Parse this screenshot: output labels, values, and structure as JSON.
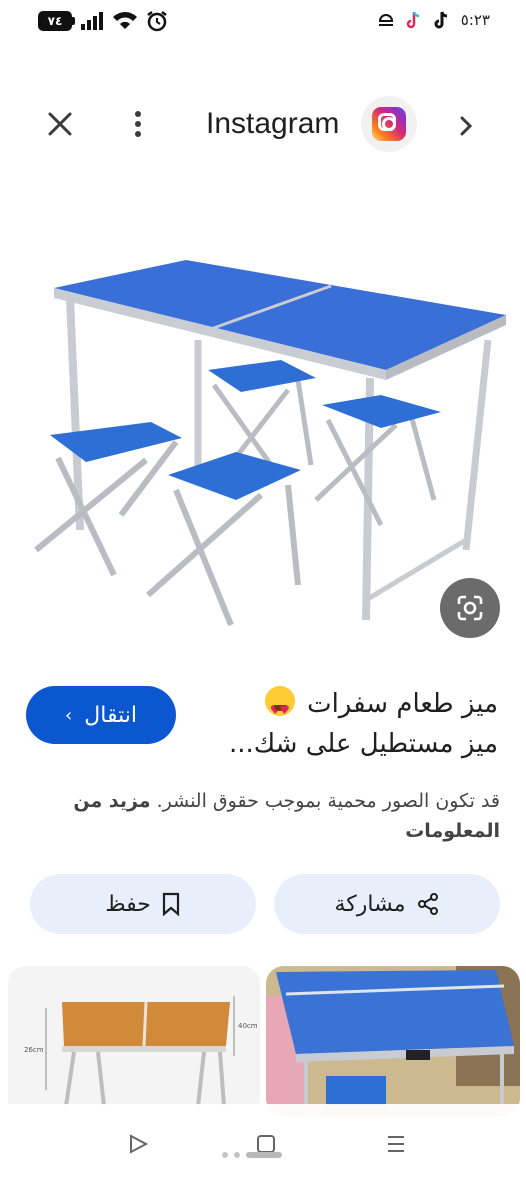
{
  "status_bar": {
    "battery": "٧٤",
    "time": "٥:٢٣"
  },
  "header": {
    "title": "Instagram"
  },
  "result": {
    "visit_label": "انتقال",
    "title_line1": "ميز طعام سفرات",
    "title_line2": "ميز مستطيل على شك...",
    "copyright_text": "قد تكون الصور محمية بموجب حقوق النشر.",
    "copyright_more": "مزيد من المعلومات"
  },
  "actions": {
    "share_label": "مشاركة",
    "save_label": "حفظ"
  },
  "thumbs": {
    "left_dim_height": "26cm",
    "left_dim_depth": "40cm"
  },
  "colors": {
    "accent": "#0b57d0",
    "chip_bg": "#e8effa",
    "table_blue": "#3a6fd8"
  }
}
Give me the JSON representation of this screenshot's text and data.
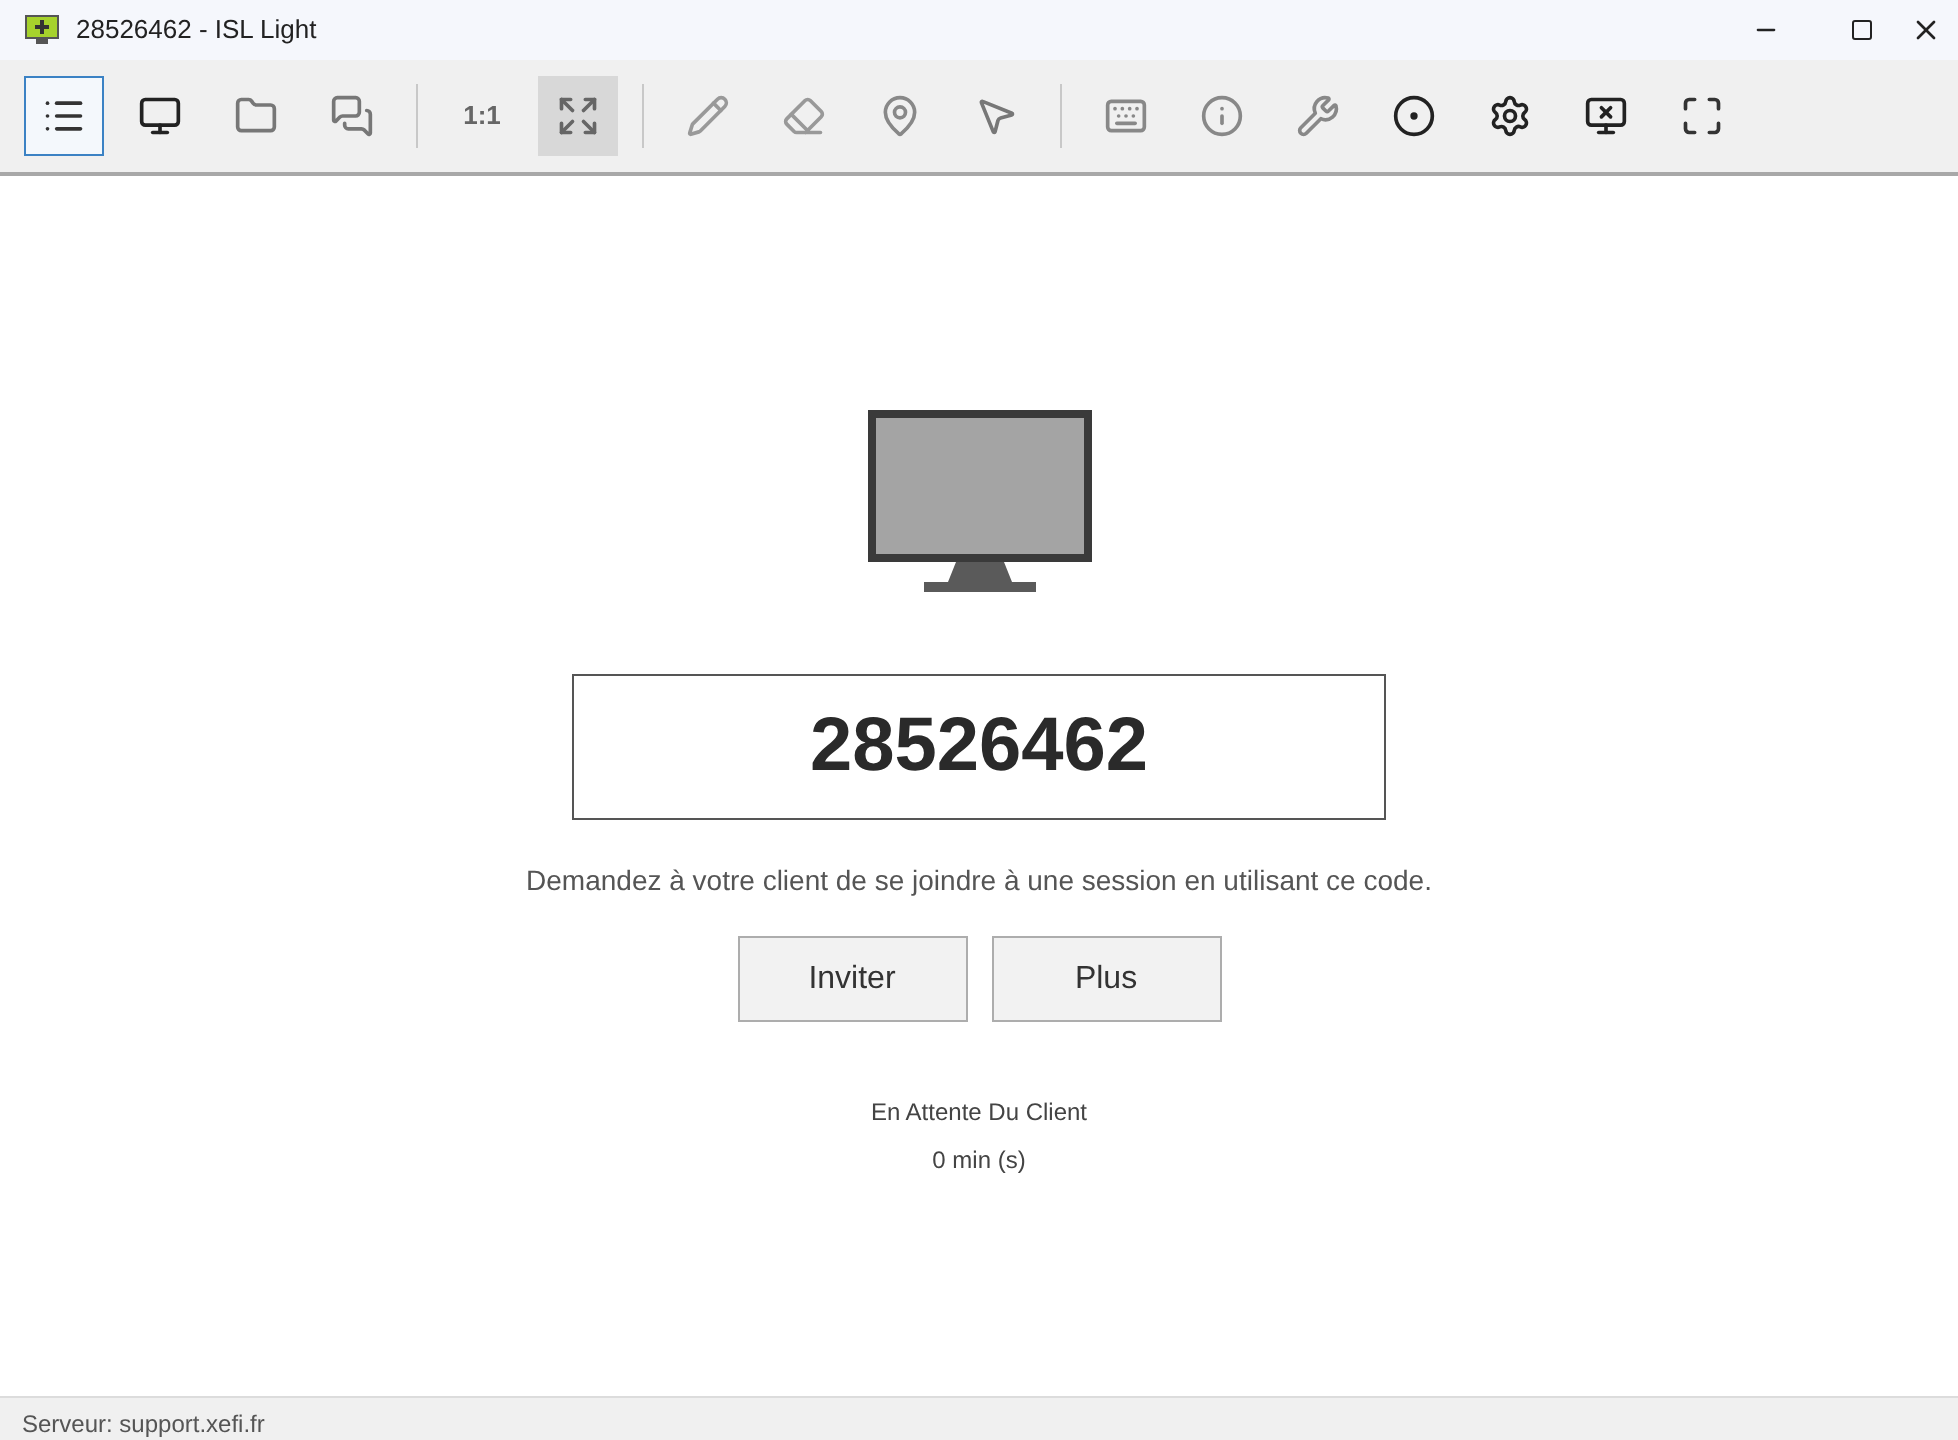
{
  "window": {
    "title": "28526462 - ISL Light"
  },
  "toolbar": [
    {
      "kind": "list",
      "selected": true
    },
    {
      "kind": "monitor",
      "selected": false
    },
    {
      "kind": "folder",
      "selected": false
    },
    {
      "kind": "chat",
      "selected": false
    },
    {
      "kind": "separator"
    },
    {
      "kind": "text",
      "label": "1:1",
      "selected": false
    },
    {
      "kind": "fit",
      "selected": true
    },
    {
      "kind": "separator"
    },
    {
      "kind": "pencil",
      "selected": false
    },
    {
      "kind": "eraser",
      "selected": false
    },
    {
      "kind": "pin",
      "selected": false
    },
    {
      "kind": "pointer",
      "selected": false
    },
    {
      "kind": "separator"
    },
    {
      "kind": "keyboard",
      "selected": false
    },
    {
      "kind": "info",
      "selected": false
    },
    {
      "kind": "tools",
      "selected": false
    },
    {
      "kind": "record",
      "selected": false
    },
    {
      "kind": "gear",
      "selected": false
    },
    {
      "kind": "disconnect",
      "selected": false
    },
    {
      "kind": "fullscreen",
      "selected": false
    }
  ],
  "session": {
    "code": "28526462",
    "instruction": "Demandez à votre client de se joindre à une session en utilisant ce code.",
    "buttons": [
      "Inviter",
      "Plus"
    ],
    "status": "En Attente Du Client",
    "elapsed": "0 min (s)"
  },
  "status_bar": "Serveur: support.xefi.fr"
}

· · · · · · ·

SHORT PROBLEM: Write every entry out again exactly, dropping the pictures.

OUTPUT:
Parse this screenshot: output labels, values, and structure as JSON.
{
  "status_bar": {
    "battery": "٧٤",
    "time": "٥:٢٣"
  },
  "header": {
    "title": "Instagram"
  },
  "result": {
    "visit_label": "انتقال",
    "title_line1": "ميز طعام سفرات",
    "title_line2": "ميز مستطيل على شك...",
    "copyright_text": "قد تكون الصور محمية بموجب حقوق النشر.",
    "copyright_more": "مزيد من المعلومات"
  },
  "actions": {
    "share_label": "مشاركة",
    "save_label": "حفظ"
  },
  "thumbs": {
    "left_dim_height": "26cm",
    "left_dim_depth": "40cm"
  },
  "colors": {
    "accent": "#0b57d0",
    "chip_bg": "#e8effa",
    "table_blue": "#3a6fd8"
  }
}
Give me the JSON representation of this screenshot's text and data.
{
  "window": {
    "title": "28526462 - ISL Light"
  },
  "toolbar": [
    {
      "kind": "list",
      "selected": true
    },
    {
      "kind": "monitor",
      "selected": false
    },
    {
      "kind": "folder",
      "selected": false
    },
    {
      "kind": "chat",
      "selected": false
    },
    {
      "kind": "separator"
    },
    {
      "kind": "text",
      "label": "1:1",
      "selected": false
    },
    {
      "kind": "fit",
      "selected": true
    },
    {
      "kind": "separator"
    },
    {
      "kind": "pencil",
      "selected": false
    },
    {
      "kind": "eraser",
      "selected": false
    },
    {
      "kind": "pin",
      "selected": false
    },
    {
      "kind": "pointer",
      "selected": false
    },
    {
      "kind": "separator"
    },
    {
      "kind": "keyboard",
      "selected": false
    },
    {
      "kind": "info",
      "selected": false
    },
    {
      "kind": "tools",
      "selected": false
    },
    {
      "kind": "record",
      "selected": false
    },
    {
      "kind": "gear",
      "selected": false
    },
    {
      "kind": "disconnect",
      "selected": false
    },
    {
      "kind": "fullscreen",
      "selected": false
    }
  ],
  "session": {
    "code": "28526462",
    "instruction": "Demandez à votre client de se joindre à une session en utilisant ce code.",
    "buttons": [
      "Inviter",
      "Plus"
    ],
    "status": "En Attente Du Client",
    "elapsed": "0 min (s)"
  },
  "status_bar": "Serveur: support.xefi.fr"
}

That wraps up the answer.